**Stated exercise:**
Give the lines from the start of the records through the line that contains "notice-item: 定区域内的相应位置上；如需改动，先划掉原来的答案，然后再写上新的答案； —" as a JSON list of strings, one string per line and with blank lines left out.

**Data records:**
┌──
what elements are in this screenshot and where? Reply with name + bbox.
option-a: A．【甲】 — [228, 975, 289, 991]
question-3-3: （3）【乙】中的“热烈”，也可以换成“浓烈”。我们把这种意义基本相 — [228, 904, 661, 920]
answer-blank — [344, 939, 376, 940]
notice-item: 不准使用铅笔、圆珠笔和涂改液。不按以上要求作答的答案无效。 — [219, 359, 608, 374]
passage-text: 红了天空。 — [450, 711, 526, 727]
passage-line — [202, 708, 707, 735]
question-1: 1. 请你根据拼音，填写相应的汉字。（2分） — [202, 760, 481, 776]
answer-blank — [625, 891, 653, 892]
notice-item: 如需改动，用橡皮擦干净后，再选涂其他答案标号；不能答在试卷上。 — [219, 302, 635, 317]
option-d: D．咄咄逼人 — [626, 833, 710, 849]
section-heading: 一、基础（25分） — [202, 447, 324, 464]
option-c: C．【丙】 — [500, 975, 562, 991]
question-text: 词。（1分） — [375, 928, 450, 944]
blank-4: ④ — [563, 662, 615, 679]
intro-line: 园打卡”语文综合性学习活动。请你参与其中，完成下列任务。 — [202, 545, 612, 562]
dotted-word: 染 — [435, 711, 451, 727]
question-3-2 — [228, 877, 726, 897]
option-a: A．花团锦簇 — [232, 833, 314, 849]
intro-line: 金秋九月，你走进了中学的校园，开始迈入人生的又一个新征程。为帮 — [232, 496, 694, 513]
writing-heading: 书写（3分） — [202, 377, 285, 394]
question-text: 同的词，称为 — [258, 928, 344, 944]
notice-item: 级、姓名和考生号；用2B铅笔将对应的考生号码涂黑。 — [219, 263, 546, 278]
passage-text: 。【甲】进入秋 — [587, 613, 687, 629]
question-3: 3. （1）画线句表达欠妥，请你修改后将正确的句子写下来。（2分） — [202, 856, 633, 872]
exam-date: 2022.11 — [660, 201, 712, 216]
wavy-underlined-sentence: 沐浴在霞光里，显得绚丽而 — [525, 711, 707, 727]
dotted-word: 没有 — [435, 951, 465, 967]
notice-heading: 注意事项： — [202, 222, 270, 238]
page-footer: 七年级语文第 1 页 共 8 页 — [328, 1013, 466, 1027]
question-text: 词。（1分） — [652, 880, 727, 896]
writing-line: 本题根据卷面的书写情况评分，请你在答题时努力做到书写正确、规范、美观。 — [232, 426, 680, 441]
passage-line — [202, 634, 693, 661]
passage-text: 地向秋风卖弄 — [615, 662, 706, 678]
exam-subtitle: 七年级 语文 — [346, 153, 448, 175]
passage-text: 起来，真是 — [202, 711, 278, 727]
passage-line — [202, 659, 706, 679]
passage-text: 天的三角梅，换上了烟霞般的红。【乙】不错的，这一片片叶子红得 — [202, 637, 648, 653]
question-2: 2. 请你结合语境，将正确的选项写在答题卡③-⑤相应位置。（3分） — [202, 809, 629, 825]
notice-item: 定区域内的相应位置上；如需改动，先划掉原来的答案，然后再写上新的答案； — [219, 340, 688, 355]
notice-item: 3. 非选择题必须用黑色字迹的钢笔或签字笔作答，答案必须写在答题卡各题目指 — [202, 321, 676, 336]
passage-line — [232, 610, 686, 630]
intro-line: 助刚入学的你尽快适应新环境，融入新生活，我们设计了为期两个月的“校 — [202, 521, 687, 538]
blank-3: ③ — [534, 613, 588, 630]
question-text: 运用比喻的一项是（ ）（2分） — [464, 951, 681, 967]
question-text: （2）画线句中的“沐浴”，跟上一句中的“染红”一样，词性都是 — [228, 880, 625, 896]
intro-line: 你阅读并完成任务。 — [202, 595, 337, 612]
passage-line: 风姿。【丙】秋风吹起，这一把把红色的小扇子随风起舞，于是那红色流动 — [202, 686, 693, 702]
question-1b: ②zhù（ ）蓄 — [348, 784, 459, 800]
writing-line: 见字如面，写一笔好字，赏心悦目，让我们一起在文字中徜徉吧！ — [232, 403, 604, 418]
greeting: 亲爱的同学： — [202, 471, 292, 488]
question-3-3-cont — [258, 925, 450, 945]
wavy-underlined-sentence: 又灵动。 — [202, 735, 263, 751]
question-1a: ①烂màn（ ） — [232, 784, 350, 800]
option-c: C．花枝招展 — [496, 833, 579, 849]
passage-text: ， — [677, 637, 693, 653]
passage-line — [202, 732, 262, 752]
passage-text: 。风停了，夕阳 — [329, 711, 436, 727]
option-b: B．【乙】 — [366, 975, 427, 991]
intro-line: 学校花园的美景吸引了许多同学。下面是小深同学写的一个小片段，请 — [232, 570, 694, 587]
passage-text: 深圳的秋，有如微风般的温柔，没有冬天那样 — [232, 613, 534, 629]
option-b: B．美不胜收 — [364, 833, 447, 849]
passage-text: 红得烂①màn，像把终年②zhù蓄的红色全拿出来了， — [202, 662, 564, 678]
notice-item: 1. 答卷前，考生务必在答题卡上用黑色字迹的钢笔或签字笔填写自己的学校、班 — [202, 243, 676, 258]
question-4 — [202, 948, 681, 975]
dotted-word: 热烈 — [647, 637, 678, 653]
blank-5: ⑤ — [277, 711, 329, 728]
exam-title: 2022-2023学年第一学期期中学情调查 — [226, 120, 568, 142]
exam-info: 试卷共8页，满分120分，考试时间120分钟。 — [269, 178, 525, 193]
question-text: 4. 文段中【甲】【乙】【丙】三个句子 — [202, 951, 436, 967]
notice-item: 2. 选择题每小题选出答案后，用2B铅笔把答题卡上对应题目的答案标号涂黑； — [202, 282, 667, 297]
└──
**Complete response:**
[
  "what elements are in this screenshot and where? Reply with name + bbox.",
  "option-a: A．【甲】 — [228, 975, 289, 991]",
  "question-3-3: （3）【乙】中的“热烈”，也可以换成“浓烈”。我们把这种意义基本相 — [228, 904, 661, 920]",
  "answer-blank — [344, 939, 376, 940]",
  "notice-item: 不准使用铅笔、圆珠笔和涂改液。不按以上要求作答的答案无效。 — [219, 359, 608, 374]",
  "passage-text: 红了天空。 — [450, 711, 526, 727]",
  "passage-line — [202, 708, 707, 735]",
  "question-1: 1. 请你根据拼音，填写相应的汉字。（2分） — [202, 760, 481, 776]",
  "answer-blank — [625, 891, 653, 892]",
  "notice-item: 如需改动，用橡皮擦干净后，再选涂其他答案标号；不能答在试卷上。 — [219, 302, 635, 317]",
  "option-d: D．咄咄逼人 — [626, 833, 710, 849]",
  "section-heading: 一、基础（25分） — [202, 447, 324, 464]",
  "option-c: C．【丙】 — [500, 975, 562, 991]",
  "question-text: 词。（1分） — [375, 928, 450, 944]",
  "blank-4: ④ — [563, 662, 615, 679]",
  "intro-line: 园打卡”语文综合性学习活动。请你参与其中，完成下列任务。 — [202, 545, 612, 562]",
  "dotted-word: 染 — [435, 711, 451, 727]",
  "question-3-2 — [228, 877, 726, 897]",
  "option-a: A．花团锦簇 — [232, 833, 314, 849]",
  "intro-line: 金秋九月，你走进了中学的校园，开始迈入人生的又一个新征程。为帮 — [232, 496, 694, 513]",
  "writing-heading: 书写（3分） — [202, 377, 285, 394]",
  "question-text: 同的词，称为 — [258, 928, 344, 944]",
  "notice-item: 级、姓名和考生号；用2B铅笔将对应的考生号码涂黑。 — [219, 263, 546, 278]",
  "passage-text: 。【甲】进入秋 — [587, 613, 687, 629]",
  "question-3: 3. （1）画线句表达欠妥，请你修改后将正确的句子写下来。（2分） — [202, 856, 633, 872]",
  "exam-date: 2022.11 — [660, 201, 712, 216]",
  "wavy-underlined-sentence: 沐浴在霞光里，显得绚丽而 — [525, 711, 707, 727]",
  "dotted-word: 没有 — [435, 951, 465, 967]",
  "notice-heading: 注意事项： — [202, 222, 270, 238]",
  "page-footer: 七年级语文第 1 页 共 8 页 — [328, 1013, 466, 1027]",
  "question-text: 词。（1分） — [652, 880, 727, 896]",
  "writing-line: 本题根据卷面的书写情况评分，请你在答题时努力做到书写正确、规范、美观。 — [232, 426, 680, 441]",
  "passage-line — [202, 634, 693, 661]",
  "passage-text: 地向秋风卖弄 — [615, 662, 706, 678]",
  "exam-subtitle: 七年级 语文 — [346, 153, 448, 175]",
  "passage-text: 起来，真是 — [202, 711, 278, 727]",
  "passage-line — [202, 659, 706, 679]",
  "passage-text: 天的三角梅，换上了烟霞般的红。【乙】不错的，这一片片叶子红得 — [202, 637, 648, 653]",
  "question-2: 2. 请你结合语境，将正确的选项写在答题卡③-⑤相应位置。（3分） — [202, 809, 629, 825]",
  "notice-item: 定区域内的相应位置上；如需改动，先划掉原来的答案，然后再写上新的答案； — [219, 340, 688, 355]"
]